Documento fuente:

== == ==

Mutantes
Diez años atrás se estrenó una película sudafricana llamada Distrito 9, en la que varios cientos de miles de alienígenas -varados por un desperfecto en la nave espacial que los había traído a la Tierra- vivían hacinados y sometidos en una suerte de barriada miserable de Johannesburgo. Se trataba de una clara alusión al Apartheidque había regido en Sudáfrica hasta hacía pocos años atrás, una de las formas más sofisticadas de la segregación.
La presencia de los extraterrestres, a quienes los humanos llamaban “bichos” o “langostas”, estaba naturalizada e interesaba apenas por la sofisticación de su armamento, solo operable para quienes tuvieran su ADN. Es en ese contexto que el protagonista, responsable del campo de concentración que le da nombre a la película, se contamina con un líquido destilado por los náufragos espaciales. Comienza entonces a experimentar una mutación en su cuerpo que lo encontrará, al final de la película, convertido él mismo en otro extraterrestre más.

== == ==

Entradas mostradas:
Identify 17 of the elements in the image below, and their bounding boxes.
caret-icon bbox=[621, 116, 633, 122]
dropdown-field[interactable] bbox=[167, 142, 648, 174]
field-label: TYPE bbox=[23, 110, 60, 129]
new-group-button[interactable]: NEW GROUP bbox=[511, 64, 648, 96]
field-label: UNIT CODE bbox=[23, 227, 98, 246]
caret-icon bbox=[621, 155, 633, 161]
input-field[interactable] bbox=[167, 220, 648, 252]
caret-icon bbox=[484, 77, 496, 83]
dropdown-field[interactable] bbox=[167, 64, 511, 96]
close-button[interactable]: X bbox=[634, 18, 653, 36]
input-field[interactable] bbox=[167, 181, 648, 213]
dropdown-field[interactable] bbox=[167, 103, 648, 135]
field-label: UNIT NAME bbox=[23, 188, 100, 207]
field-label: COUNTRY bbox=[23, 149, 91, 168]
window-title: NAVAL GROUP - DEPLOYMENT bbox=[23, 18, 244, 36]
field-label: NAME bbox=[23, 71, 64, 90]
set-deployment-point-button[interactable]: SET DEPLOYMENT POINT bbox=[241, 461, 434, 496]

== == ==

Problemas y tareas:
A. Según el texto sobre Distrito 9, ¿cómo llamaban los humanos a los extraterrestres?
B. Continúa el texto sobre Distrito 9 a partir de su última oración.
Las entradas no tienen relación con el texto sobre Distrito 9.

Respuestas por tarea:
A. Los llamaban "bichos" o "langostas".

B.
La imagen distópica de extraterrestres hacinados en una villa miseria sudafricana requería, apenas una década atrás, de una convención: la ciencia ficción como un modo de decir cosas de nuestra especie que quizás estaban más a mano de lo que podría haberse pensado. Hoy en día, el vértigo inducido por el avance global de un nuevo, minúsculo virus ha hecho posible que seamos capaces de imaginar cambios aun mayores sin necesidad de convención cinematográfica alguna. La escotilla que la pandemia ha abierto permite ver cosas que habitualmente permanecen veladas, cierta verdad de la especie y de la contemporaneidad de pronto aparecen iluminadas por un fogonazo del que aun no nos recuperamos.
Estamos en el vórtice de una mutación que afecta a prácticamente todo lo que nos hace humanos: los vínculos y el lenguaje, lo colectivo, la intimidad. La nueva peste ha amplificado la escala y multiplicado la velocidad de una mutación que estaba ya en curso y de cuya inteligencia y desenlace aun estamos lejos. Los virus mutan, y no sabemos si el COVID-19 que enfrentamos en Latinoamérica es el mismo que nació -como invención humana, mal que nos pese, se trate de intención o accidente- en Wuhan. Si cada año han de renovarse las vacunas contra la gripe, es porque el virus de la influenza muta, como mutará el COVID-19. Como muta también nuestra especie.
Como cualquier otra, la especie humana desarrolla mutaciones para adaptarse y así, siendo seres sociales toleramos bastante bien el confinamiento al que la cuarentena nos obliga. Así como la convivencia forzada potencia los conflictos o las encrucijadas personales -se trate de la soledad o el desempleo, la angustia o el desamparo- también rescata antiguos rituales como la comida compartida, la conversación, la convivencia de generaciones en casas que hoy vuelven a ser hogares.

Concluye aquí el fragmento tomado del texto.